(Dataset items)
=-=-=

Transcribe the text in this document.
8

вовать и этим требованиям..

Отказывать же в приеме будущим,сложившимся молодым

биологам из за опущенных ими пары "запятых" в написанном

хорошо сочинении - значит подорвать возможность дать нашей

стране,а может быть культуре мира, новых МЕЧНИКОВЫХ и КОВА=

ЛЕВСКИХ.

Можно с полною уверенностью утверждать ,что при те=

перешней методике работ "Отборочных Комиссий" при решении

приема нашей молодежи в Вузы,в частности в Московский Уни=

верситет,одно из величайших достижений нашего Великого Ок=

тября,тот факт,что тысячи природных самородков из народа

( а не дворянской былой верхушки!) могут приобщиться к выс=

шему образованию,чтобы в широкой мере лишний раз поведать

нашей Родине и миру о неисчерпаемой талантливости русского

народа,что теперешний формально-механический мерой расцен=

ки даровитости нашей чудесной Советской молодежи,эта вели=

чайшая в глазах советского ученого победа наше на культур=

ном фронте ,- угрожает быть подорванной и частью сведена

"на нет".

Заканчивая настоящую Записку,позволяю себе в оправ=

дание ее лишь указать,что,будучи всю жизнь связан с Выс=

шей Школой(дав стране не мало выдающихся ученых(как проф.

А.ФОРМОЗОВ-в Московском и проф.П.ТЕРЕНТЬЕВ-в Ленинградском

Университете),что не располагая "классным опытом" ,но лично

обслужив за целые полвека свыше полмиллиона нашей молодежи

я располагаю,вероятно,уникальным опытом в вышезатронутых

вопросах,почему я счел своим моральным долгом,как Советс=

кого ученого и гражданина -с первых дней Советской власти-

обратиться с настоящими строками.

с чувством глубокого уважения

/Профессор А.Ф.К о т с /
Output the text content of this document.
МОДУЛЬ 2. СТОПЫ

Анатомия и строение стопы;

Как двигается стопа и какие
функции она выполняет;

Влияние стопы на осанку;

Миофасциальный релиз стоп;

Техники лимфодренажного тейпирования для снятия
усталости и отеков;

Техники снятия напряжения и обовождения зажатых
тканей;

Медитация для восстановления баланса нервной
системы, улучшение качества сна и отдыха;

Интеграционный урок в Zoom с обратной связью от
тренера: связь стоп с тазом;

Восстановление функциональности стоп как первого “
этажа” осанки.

=-=-=

◆ **EXERCISE AIM**
All of the lines above must be returned exactly.

◆ **OUTPUT FOR THIS TASK**
Transcribe the text in this document.
8

вовать и этим требованиям..

Отказывать же в приеме будущим,сложившимся молодым

биологам из за опущенных ими пары "запятых" в написанном

хорошо сочинении - значит подорвать возможность дать нашей

стране,а может быть культуре мира, новых МЕЧНИКОВЫХ и КОВА=

ЛЕВСКИХ.

Можно с полною уверенностью утверждать ,что при те=

перешней методике работ "Отборочных Комиссий" при решении

приема нашей молодежи в Вузы,в частности в Московский Уни=

верситет,одно из величайших достижений нашего Великого Ок=

тября,тот факт,что тысячи природных самородков из народа

( а не дворянской былой верхушки!) могут приобщиться к выс=

шему образованию,чтобы в широкой мере лишний раз поведать

нашей Родине и миру о неисчерпаемой талантливости русского

народа,что теперешний формально-механический мерой расцен=

ки даровитости нашей чудесной Советской молодежи,эта вели=

чайшая в глазах советского ученого победа наше на культур=

ном фронте ,- угрожает быть подорванной и частью сведена

"на нет".

Заканчивая настоящую Записку,позволяю себе в оправ=

дание ее лишь указать,что,будучи всю жизнь связан с Выс=

шей Школой(дав стране не мало выдающихся ученых(как проф.

А.ФОРМОЗОВ-в Московском и проф.П.ТЕРЕНТЬЕВ-в Ленинградском

Университете),что не располагая "классным опытом" ,но лично

обслужив за целые полвека свыше полмиллиона нашей молодежи

я располагаю,вероятно,уникальным опытом в вышезатронутых

вопросах,почему я счел своим моральным долгом,как Советс=

кого ученого и гражданина -с первых дней Советской власти-

обратиться с настоящими строками.

с чувством глубокого уважения

/Профессор А.Ф.К о т с /
Output the text content of this document.
МОДУЛЬ 2. СТОПЫ

Анатомия и строение стопы;

Как двигается стопа и какие
функции она выполняет;

Влияние стопы на осанку;

Миофасциальный релиз стоп;

Техники лимфодренажного тейпирования для снятия
усталости и отеков;

Техники снятия напряжения и обовождения зажатых
тканей;

Медитация для восстановления баланса нервной
системы, улучшение качества сна и отдыха;

Интеграционный урок в Zoom с обратной связью от
тренера: связь стоп с тазом;

Восстановление функциональности стоп как первого “
этажа” осанки.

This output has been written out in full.